To be done. Print each of the entries exactly, leaving nothing out.

Listed records.
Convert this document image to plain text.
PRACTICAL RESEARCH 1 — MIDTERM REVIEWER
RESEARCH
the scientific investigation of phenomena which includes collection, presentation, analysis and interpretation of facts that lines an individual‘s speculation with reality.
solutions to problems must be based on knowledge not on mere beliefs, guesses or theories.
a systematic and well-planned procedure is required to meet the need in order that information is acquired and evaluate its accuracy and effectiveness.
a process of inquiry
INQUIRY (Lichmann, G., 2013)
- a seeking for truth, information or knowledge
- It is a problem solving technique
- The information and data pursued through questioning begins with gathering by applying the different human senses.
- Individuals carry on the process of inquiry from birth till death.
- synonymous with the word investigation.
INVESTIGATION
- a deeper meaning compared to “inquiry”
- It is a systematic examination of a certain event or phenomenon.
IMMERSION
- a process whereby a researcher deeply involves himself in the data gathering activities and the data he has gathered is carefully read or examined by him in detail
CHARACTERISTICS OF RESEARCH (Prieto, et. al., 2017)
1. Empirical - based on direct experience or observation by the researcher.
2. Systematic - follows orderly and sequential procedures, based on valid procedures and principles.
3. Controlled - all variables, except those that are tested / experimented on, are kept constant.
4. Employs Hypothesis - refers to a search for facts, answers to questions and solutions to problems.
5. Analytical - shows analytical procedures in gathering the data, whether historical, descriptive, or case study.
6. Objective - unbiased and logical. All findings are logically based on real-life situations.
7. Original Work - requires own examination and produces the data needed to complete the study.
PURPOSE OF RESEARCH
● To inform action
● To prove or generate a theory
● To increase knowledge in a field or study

Correct response.
Convert this document image to plain text.
PRACTICAL RESEARCH 1 — MIDTERM REVIEWER
RESEARCH
the scientific investigation of phenomena which includes collection, presentation, analysis and interpretation of facts that lines an individual‘s speculation with reality.
solutions to problems must be based on knowledge not on mere beliefs, guesses or theories.
a systematic and well-planned procedure is required to meet the need in order that information is acquired and evaluate its accuracy and effectiveness.
a process of inquiry
INQUIRY (Lichmann, G., 2013)
- a seeking for truth, information or knowledge
- It is a problem solving technique
- The information and data pursued through questioning begins with gathering by applying the different human senses.
- Individuals carry on the process of inquiry from birth till death.
- synonymous with the word investigation.
INVESTIGATION
- a deeper meaning compared to “inquiry”
- It is a systematic examination of a certain event or phenomenon.
IMMERSION
- a process whereby a researcher deeply involves himself in the data gathering activities and the data he has gathered is carefully read or examined by him in detail
CHARACTERISTICS OF RESEARCH (Prieto, et. al., 2017)
1. Empirical - based on direct experience or observation by the researcher.
2. Systematic - follows orderly and sequential procedures, based on valid procedures and principles.
3. Controlled - all variables, except those that are tested / experimented on, are kept constant.
4. Employs Hypothesis - refers to a search for facts, answers to questions and solutions to problems.
5. Analytical - shows analytical procedures in gathering the data, whether historical, descriptive, or case study.
6. Objective - unbiased and logical. All findings are logically based on real-life situations.
7. Original Work - requires own examination and produces the data needed to complete the study.
PURPOSE OF RESEARCH
● To inform action
● To prove or generate a theory
● To increase knowledge in a field or study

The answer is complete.